= DATA ROWS =
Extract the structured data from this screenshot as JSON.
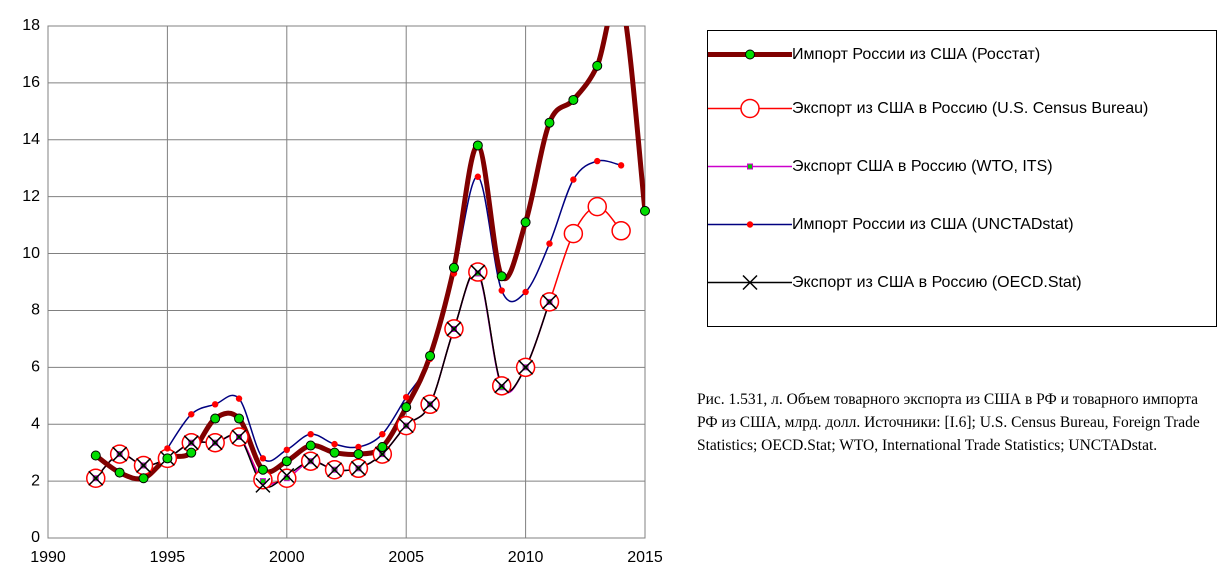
{
  "chart_data": {
    "type": "line",
    "caption": "Рис. 1.531, л. Объем товарного экспорта из США в РФ и товарного импорта РФ из США, млрд. долл. Источники: [I.6]; U.S. Census Bureau, Foreign Trade Statistics; OECD.Stat; WTO, International Trade Statistics; UNCTADstat.",
    "x": [
      1992,
      1993,
      1994,
      1995,
      1996,
      1997,
      1998,
      1999,
      2000,
      2001,
      2002,
      2003,
      2004,
      2005,
      2006,
      2007,
      2008,
      2009,
      2010,
      2011,
      2012,
      2013,
      2014,
      2015
    ],
    "xlim": [
      1990,
      2015
    ],
    "xticks": [
      1990,
      1995,
      2000,
      2005,
      2010,
      2015
    ],
    "ylim": [
      0,
      18
    ],
    "yticks": [
      0,
      2,
      4,
      6,
      8,
      10,
      12,
      14,
      16,
      18
    ],
    "grid": true,
    "series": [
      {
        "name": "Импорт России из США (Росстат)",
        "color": "#800000",
        "marker": "dot",
        "marker_color": "#00dd00",
        "width": 5,
        "values": [
          2.9,
          2.3,
          2.1,
          2.8,
          3.0,
          4.2,
          4.2,
          2.4,
          2.7,
          3.25,
          3.0,
          2.95,
          3.2,
          4.6,
          6.4,
          9.5,
          13.8,
          9.2,
          11.1,
          14.6,
          15.4,
          16.6,
          19.0,
          11.5
        ]
      },
      {
        "name": "Экспорт из США в Россию (U.S. Census Bureau)",
        "color": "#ff0000",
        "marker": "ring",
        "marker_color": "#ffffff",
        "width": 1.5,
        "values": [
          2.1,
          2.95,
          2.55,
          2.8,
          3.35,
          3.35,
          3.55,
          2.05,
          2.1,
          2.7,
          2.4,
          2.45,
          2.95,
          3.95,
          4.7,
          7.35,
          9.35,
          5.35,
          6.0,
          8.3,
          10.7,
          11.65,
          10.8,
          null
        ]
      },
      {
        "name": "Экспорт США в Россию (WTO, ITS)",
        "color": "#cc00cc",
        "marker": "square",
        "marker_color": "#00cc00",
        "width": 1.5,
        "values": [
          2.1,
          2.95,
          2.55,
          2.8,
          3.35,
          3.35,
          3.55,
          2.0,
          2.1,
          2.7,
          2.4,
          2.45,
          2.95,
          3.95,
          4.7,
          7.35,
          9.3,
          5.3,
          6.0,
          8.3,
          null,
          null,
          null,
          null
        ]
      },
      {
        "name": "Импорт России из США (UNCTADstat)",
        "color": "#000080",
        "marker": "small",
        "marker_color": "#ff0000",
        "width": 1.5,
        "values": [
          null,
          null,
          null,
          3.15,
          4.35,
          4.7,
          4.9,
          2.8,
          3.1,
          3.65,
          3.3,
          3.2,
          3.65,
          4.95,
          6.3,
          9.3,
          12.7,
          8.7,
          8.65,
          10.35,
          12.6,
          13.25,
          13.1,
          null
        ]
      },
      {
        "name": "Экспорт из США в Россию (OECD.Stat)",
        "color": "#000000",
        "marker": "cross",
        "marker_color": "#000000",
        "width": 1.5,
        "values": [
          2.1,
          2.95,
          2.55,
          2.8,
          3.35,
          3.35,
          3.55,
          1.85,
          2.2,
          2.7,
          2.4,
          2.45,
          2.95,
          3.95,
          4.7,
          7.35,
          9.35,
          5.35,
          6.0,
          8.3,
          null,
          null,
          null,
          null
        ]
      }
    ]
  }
}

= TASK REQUIREMENTS =
Pull out every line of the entries that includes the word "OECD".

= EXERCISE RESULT =
    "caption": "Рис. 1.531, л. Объем товарного экспорта из США в РФ и товарного импорта РФ из США, млрд. долл. Источники: [I.6]; U.S. Census Bureau, Foreign Trade Statistics; OECD.Stat; WTO, International Trade Statistics; UNCTADstat.",
        "name": "Экспорт из США в Россию (OECD.Stat)",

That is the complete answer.